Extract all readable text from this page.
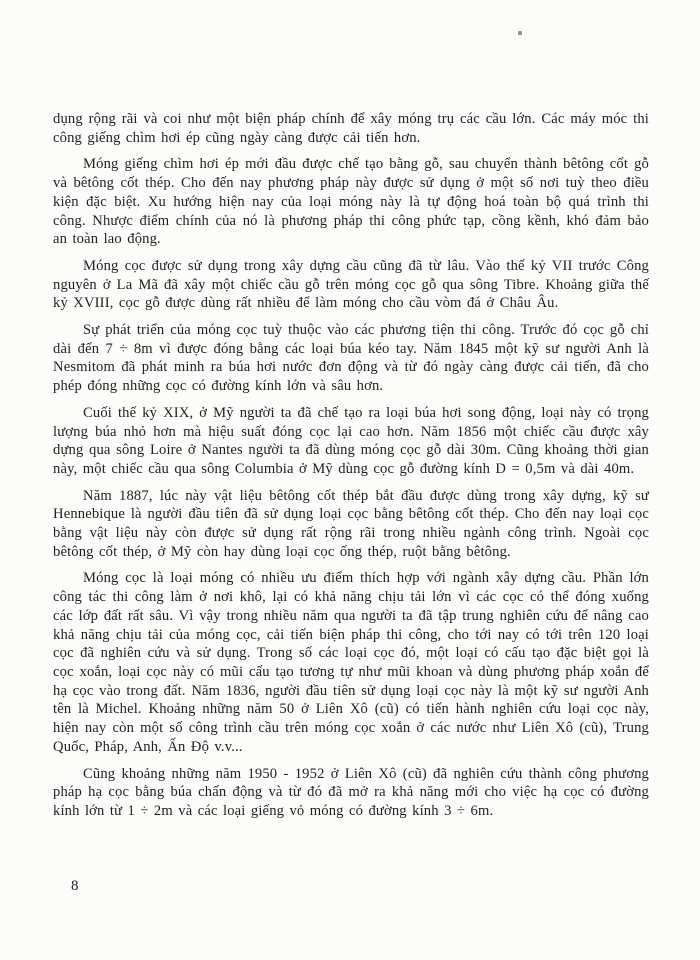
dụng rộng rãi và coi như một biện pháp chính để xây móng trụ các cầu lớn. Các máy móc thi công giếng chìm hơi ép cũng ngày càng được cải tiến hơn.

Móng giếng chìm hơi ép mới đầu được chế tạo bằng gỗ, sau chuyển thành bêtông cốt gỗ và bêtông cốt thép. Cho đến nay phương pháp này được sử dụng ở một số nơi tuỳ theo điều kiện đặc biệt. Xu hướng hiện nay của loại móng này là tự động hoá toàn bộ quá trình thi công. Nhược điểm chính của nó là phương pháp thi công phức tạp, cồng kềnh, khó đảm bảo an toàn lao động.

Móng cọc được sử dụng trong xây dựng cầu cũng đã từ lâu. Vào thế kỷ VII trước Công nguyên ở La Mã đã xây một chiếc cầu gỗ trên móng cọc gỗ qua sông Tibre. Khoảng giữa thế kỷ XVIII, cọc gỗ được dùng rất nhiều để làm móng cho cầu vòm đá ở Châu Âu.

Sự phát triển của móng cọc tuỳ thuộc vào các phương tiện thi công. Trước đó cọc gỗ chỉ dài đến 7 ÷ 8m vì được đóng bằng các loại búa kéo tay. Năm 1845 một kỹ sư người Anh là Nesmitom đã phát minh ra búa hơi nước đơn động và từ đó ngày càng được cải tiến, đã cho phép đóng những cọc có đường kính lớn và sâu hơn.

Cuối thế kỷ XIX, ở Mỹ người ta đã chế tạo ra loại búa hơi song động, loại này có trọng lượng búa nhỏ hơn mà hiệu suất đóng cọc lại cao hơn. Năm 1856 một chiếc cầu được xây dựng qua sông Loire ở Nantes người ta đã dùng móng cọc gỗ dài 30m. Cũng khoảng thời gian này, một chiếc cầu qua sông Columbia ở Mỹ dùng cọc gỗ đường kính D = 0,5m và dài 40m.

Năm 1887, lúc này vật liệu bêtông cốt thép bắt đầu được dùng trong xây dựng, kỹ sư Hennebique là người đầu tiên đã sử dụng loại cọc bằng bêtông cốt thép. Cho đến nay loại cọc bằng vật liệu này còn được sử dụng rất rộng rãi trong nhiều ngành công trình. Ngoài cọc bêtông cốt thép, ở Mỹ còn hay dùng loại cọc ống thép, ruột bằng bêtông.

Móng cọc là loại móng có nhiều ưu điểm thích hợp với ngành xây dựng cầu. Phần lớn công tác thi công làm ở nơi khô, lại có khả năng chịu tải lớn vì các cọc có thể đóng xuống các lớp đất rất sâu. Vì vậy trong nhiều năm qua người ta đã tập trung nghiên cứu để nâng cao khả năng chịu tải của móng cọc, cải tiến biện pháp thi công, cho tới nay có tới trên 120 loại cọc đã nghiên cứu và sử dụng. Trong số các loại cọc đó, một loại có cấu tạo đặc biệt gọi là cọc xoắn, loại cọc này có mũi cấu tạo tương tự như mũi khoan và dùng phương pháp xoắn để hạ cọc vào trong đất. Năm 1836, người đầu tiên sử dụng loại cọc này là một kỹ sư người Anh tên là Michel. Khoảng những năm 50 ở Liên Xô (cũ) có tiến hành nghiên cứu loại cọc này, hiện nay còn một số công trình cầu trên móng cọc xoắn ở các nước như Liên Xô (cũ), Trung Quốc, Pháp, Anh, Ấn Độ v.v...

Cũng khoảng những năm 1950 - 1952 ở Liên Xô (cũ) đã nghiên cứu thành công phương pháp hạ cọc bằng búa chấn động và từ đó đã mở ra khả năng mới cho việc hạ cọc có đường kính lớn từ 1 ÷ 2m và các loại giếng vỏ móng có đường kính 3 ÷ 6m.

8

Your task → Select and copy every line of the listing with the word "trong".

Response below →
Móng cọc được sử dụng trong xây dựng cầu cũng đã từ lâu. Vào thế kỷ VII trước Công nguyên ở La Mã đã xây một chiếc cầu gỗ trên móng cọc gỗ qua sông Tibre. Khoảng giữa thế kỷ XVIII, cọc gỗ được dùng rất nhiều để làm móng cho cầu vòm đá ở Châu Âu.
Năm 1887, lúc này vật liệu bêtông cốt thép bắt đầu được dùng trong xây dựng, kỹ sư Hennebique là người đầu tiên đã sử dụng loại cọc bằng bêtông cốt thép. Cho đến nay loại cọc bằng vật liệu này còn được sử dụng rất rộng rãi trong nhiều ngành công trình. Ngoài cọc bêtông cốt thép, ở Mỹ còn hay dùng loại cọc ống thép, ruột bằng bêtông.
Móng cọc là loại móng có nhiều ưu điểm thích hợp với ngành xây dựng cầu. Phần lớn công tác thi công làm ở nơi khô, lại có khả năng chịu tải lớn vì các cọc có thể đóng xuống các lớp đất rất sâu. Vì vậy trong nhiều năm qua người ta đã tập trung nghiên cứu để nâng cao khả năng chịu tải của móng cọc, cải tiến biện pháp thi công, cho tới nay có tới trên 120 loại cọc đã nghiên cứu và sử dụng. Trong số các loại cọc đó, một loại có cấu tạo đặc biệt gọi là cọc xoắn, loại cọc này có mũi cấu tạo tương tự như mũi khoan và dùng phương pháp xoắn để hạ cọc vào trong đất. Năm 1836, người đầu tiên sử dụng loại cọc này là một kỹ sư người Anh tên là Michel. Khoảng những năm 50 ở Liên Xô (cũ) có tiến hành nghiên cứu loại cọc này, hiện nay còn một số công trình cầu trên móng cọc xoắn ở các nước như Liên Xô (cũ), Trung Quốc, Pháp, Anh, Ấn Độ v.v...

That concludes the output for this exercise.